# Goal of the exercise
Find all the lines with "templates" and gather them.
*** Data provided
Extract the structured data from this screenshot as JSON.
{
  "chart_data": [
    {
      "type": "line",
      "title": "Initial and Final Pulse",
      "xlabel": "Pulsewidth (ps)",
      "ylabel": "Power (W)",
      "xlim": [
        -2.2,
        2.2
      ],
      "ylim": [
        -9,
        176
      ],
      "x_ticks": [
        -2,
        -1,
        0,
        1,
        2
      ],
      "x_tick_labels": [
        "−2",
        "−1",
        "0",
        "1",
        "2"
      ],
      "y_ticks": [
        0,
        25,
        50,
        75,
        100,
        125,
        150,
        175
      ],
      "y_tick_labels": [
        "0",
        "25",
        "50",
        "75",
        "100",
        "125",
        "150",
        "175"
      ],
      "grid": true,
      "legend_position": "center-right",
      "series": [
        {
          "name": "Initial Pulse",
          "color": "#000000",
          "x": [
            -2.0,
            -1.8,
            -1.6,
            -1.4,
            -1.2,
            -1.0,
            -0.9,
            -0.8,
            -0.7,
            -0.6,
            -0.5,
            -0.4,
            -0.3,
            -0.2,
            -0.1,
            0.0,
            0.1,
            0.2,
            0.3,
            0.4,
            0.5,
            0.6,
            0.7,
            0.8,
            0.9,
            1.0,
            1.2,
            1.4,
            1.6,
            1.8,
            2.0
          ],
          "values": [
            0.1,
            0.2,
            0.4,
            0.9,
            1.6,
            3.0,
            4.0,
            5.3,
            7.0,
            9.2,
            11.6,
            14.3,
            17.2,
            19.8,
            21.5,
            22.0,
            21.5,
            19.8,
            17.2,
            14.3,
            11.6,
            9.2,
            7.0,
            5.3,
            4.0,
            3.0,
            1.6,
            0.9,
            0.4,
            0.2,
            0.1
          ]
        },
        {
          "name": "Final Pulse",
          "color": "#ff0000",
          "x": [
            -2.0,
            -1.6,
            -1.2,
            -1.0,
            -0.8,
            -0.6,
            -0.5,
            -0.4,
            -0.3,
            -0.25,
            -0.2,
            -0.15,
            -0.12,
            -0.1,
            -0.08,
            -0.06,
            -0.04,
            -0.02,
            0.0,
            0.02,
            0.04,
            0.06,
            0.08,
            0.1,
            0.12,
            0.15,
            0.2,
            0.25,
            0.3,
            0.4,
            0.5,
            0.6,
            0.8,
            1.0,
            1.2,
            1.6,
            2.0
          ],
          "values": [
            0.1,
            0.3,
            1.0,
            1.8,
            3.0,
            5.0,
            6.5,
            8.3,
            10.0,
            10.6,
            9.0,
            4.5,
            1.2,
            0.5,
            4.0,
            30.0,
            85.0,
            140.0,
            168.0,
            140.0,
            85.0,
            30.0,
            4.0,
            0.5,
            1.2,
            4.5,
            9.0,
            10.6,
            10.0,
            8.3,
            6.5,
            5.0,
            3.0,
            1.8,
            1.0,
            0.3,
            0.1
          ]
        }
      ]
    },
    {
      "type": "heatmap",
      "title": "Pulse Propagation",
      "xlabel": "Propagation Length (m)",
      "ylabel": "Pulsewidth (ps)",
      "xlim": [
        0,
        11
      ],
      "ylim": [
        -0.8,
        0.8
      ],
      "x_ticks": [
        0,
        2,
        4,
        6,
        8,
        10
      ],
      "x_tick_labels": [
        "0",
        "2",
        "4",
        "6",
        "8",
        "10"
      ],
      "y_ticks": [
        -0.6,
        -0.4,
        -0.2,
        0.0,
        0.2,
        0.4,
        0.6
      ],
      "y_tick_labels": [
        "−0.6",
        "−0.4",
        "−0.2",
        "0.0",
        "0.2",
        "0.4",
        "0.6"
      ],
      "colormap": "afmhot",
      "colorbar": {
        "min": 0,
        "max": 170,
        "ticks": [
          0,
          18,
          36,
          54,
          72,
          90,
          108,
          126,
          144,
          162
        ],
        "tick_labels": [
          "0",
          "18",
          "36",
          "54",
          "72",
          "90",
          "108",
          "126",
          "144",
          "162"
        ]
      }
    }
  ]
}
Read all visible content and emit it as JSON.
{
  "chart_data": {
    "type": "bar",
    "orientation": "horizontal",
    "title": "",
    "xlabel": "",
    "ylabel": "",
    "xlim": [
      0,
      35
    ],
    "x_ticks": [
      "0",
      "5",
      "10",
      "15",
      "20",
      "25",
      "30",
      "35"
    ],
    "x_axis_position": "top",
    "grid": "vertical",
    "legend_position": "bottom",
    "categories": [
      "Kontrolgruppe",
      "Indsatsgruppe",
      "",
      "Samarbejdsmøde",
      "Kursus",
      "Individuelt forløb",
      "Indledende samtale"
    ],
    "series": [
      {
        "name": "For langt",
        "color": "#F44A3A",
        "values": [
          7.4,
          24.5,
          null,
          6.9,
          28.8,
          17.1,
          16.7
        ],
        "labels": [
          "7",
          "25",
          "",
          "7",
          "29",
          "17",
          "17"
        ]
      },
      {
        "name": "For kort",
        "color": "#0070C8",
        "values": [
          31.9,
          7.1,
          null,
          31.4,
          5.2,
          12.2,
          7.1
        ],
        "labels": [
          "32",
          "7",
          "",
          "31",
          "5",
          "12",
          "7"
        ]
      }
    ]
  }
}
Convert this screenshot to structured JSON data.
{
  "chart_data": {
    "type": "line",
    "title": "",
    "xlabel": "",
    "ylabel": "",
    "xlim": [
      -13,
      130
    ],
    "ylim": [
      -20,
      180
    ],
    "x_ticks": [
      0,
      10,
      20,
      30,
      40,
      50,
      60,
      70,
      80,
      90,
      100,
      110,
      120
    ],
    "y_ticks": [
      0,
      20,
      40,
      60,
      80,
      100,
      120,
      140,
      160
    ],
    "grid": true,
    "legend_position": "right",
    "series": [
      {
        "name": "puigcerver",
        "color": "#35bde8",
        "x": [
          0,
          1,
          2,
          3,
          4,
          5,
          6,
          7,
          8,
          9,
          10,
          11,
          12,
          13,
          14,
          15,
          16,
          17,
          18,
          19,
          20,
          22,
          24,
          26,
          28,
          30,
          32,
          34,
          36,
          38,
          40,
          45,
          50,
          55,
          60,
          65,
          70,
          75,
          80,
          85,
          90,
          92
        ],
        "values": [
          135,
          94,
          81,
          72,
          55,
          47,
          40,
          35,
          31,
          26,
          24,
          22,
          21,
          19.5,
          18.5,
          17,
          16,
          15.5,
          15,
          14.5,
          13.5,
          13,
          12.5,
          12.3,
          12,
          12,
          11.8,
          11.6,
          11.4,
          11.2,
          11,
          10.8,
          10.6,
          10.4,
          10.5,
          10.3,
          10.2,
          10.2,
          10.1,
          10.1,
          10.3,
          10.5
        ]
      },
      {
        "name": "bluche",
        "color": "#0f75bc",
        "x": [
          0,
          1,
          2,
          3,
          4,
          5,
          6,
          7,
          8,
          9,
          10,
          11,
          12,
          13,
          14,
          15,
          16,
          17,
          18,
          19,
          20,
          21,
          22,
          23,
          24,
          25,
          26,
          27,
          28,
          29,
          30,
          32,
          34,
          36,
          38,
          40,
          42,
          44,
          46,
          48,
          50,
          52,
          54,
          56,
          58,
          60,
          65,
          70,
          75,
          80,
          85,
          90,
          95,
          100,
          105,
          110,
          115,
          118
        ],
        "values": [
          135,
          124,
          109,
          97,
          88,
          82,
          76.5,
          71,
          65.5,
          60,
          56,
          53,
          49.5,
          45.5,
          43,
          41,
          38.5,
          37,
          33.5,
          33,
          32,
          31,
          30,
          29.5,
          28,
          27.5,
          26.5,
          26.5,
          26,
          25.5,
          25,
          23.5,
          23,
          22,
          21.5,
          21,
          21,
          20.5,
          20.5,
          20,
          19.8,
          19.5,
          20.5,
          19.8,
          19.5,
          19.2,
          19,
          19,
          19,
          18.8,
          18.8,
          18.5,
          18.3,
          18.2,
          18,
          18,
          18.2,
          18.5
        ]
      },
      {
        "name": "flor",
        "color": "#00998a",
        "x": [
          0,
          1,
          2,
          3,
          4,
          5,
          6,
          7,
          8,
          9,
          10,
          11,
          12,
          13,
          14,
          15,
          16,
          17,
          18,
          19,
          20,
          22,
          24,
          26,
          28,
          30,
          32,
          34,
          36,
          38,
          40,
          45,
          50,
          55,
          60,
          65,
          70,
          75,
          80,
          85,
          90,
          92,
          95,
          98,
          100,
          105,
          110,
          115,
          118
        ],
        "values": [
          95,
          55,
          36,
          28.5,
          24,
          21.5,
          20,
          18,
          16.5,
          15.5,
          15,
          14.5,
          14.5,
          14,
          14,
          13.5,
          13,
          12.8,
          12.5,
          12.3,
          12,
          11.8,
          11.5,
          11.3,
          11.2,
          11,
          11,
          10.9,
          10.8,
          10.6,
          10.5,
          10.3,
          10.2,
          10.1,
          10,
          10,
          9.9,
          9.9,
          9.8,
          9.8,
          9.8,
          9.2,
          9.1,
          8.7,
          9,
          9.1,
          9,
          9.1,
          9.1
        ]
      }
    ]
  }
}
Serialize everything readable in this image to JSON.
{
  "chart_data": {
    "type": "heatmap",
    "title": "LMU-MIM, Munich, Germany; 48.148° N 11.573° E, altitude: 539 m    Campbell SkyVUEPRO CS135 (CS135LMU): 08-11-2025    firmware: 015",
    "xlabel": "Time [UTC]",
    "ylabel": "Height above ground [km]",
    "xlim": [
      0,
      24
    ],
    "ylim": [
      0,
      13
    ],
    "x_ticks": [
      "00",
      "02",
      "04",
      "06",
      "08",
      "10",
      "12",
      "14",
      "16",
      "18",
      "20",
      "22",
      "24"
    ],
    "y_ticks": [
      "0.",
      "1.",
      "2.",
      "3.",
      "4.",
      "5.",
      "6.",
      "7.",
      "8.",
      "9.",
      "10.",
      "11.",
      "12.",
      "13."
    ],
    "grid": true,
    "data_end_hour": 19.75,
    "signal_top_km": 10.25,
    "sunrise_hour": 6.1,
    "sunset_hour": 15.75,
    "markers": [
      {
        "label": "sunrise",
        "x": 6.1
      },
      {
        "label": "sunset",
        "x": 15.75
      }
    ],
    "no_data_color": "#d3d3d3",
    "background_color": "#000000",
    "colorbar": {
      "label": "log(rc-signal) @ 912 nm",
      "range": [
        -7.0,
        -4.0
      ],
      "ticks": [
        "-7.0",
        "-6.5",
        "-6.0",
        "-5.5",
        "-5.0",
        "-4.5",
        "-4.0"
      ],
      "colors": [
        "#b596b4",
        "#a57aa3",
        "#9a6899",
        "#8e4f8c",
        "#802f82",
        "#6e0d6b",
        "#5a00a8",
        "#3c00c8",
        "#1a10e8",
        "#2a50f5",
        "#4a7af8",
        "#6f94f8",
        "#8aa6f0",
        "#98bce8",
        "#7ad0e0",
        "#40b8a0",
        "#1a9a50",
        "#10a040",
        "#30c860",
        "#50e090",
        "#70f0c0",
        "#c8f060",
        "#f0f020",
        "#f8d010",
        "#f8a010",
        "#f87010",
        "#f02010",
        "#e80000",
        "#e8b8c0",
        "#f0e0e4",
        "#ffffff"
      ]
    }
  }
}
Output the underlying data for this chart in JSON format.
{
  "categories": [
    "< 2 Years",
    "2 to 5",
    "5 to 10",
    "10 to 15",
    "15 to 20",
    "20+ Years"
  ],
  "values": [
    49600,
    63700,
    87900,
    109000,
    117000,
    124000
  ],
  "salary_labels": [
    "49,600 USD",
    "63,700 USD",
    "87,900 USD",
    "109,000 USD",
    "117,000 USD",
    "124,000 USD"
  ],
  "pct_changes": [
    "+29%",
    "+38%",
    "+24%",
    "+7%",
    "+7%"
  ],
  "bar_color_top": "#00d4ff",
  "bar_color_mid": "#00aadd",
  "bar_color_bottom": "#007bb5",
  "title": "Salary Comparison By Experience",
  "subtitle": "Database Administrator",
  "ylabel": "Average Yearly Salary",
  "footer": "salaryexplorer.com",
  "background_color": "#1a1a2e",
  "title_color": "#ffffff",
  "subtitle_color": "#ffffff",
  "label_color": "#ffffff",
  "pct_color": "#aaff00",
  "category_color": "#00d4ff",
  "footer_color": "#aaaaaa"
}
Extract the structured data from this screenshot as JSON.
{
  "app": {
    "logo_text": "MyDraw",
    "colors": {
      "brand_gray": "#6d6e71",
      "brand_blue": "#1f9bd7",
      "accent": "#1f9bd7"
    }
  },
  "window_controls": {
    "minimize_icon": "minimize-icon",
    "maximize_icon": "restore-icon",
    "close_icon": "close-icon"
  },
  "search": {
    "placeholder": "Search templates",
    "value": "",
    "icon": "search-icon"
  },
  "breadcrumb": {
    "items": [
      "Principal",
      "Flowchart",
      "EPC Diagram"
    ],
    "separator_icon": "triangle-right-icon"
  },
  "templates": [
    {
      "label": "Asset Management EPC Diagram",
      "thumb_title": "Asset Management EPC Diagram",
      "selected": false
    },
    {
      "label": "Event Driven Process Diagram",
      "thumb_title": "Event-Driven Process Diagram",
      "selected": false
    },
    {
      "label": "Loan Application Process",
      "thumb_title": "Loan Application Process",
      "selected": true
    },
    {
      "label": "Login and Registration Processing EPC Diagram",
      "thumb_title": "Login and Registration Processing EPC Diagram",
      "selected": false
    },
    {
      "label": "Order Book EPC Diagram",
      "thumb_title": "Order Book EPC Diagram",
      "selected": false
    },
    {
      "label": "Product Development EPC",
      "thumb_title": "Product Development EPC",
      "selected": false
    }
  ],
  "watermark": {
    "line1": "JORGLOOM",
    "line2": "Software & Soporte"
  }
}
******
# Answer in full
    "placeholder": "Search templates",
  "templates": [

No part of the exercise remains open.